=== SET TASK ===
Report the count of lines holding "values" in the records, with no other words.

=== GIVEN INFORMATION ===

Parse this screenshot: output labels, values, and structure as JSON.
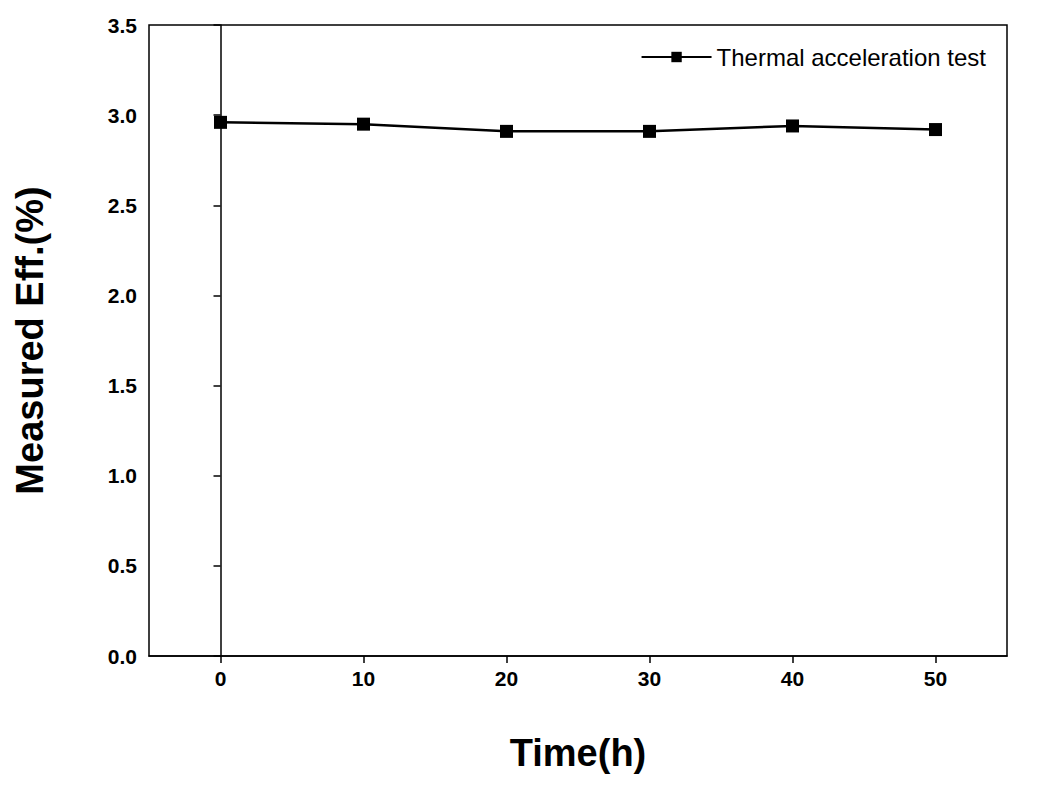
{
  "chart_data": {
    "type": "line",
    "x_label": "Time(h)",
    "y_label": "Measured Eff.(%)",
    "series": [
      {
        "name": "Thermal acceleration test",
        "color": "#000000",
        "marker": "square",
        "line_style": "solid",
        "x": [
          0,
          10,
          20,
          30,
          40,
          50
        ],
        "values": [
          2.96,
          2.95,
          2.91,
          2.91,
          2.94,
          2.92
        ]
      }
    ],
    "xlim": [
      -5,
      55
    ],
    "xticks": [
      0,
      10,
      20,
      30,
      40,
      50
    ],
    "ylim": [
      0,
      3.5
    ],
    "yticks": [
      {
        "value": 0,
        "label": "0.0"
      },
      {
        "value": 0.5,
        "label": "0.5"
      },
      {
        "value": 1,
        "label": "1.0"
      },
      {
        "value": 1.5,
        "label": "1.5"
      },
      {
        "value": 2,
        "label": "2.0"
      },
      {
        "value": 2.5,
        "label": "2.5"
      },
      {
        "value": 3,
        "label": "3.0"
      },
      {
        "value": 3.5,
        "label": "3.5"
      }
    ],
    "grid": false,
    "legend": "upper right"
  }
}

=== FULL ANSWER ===
2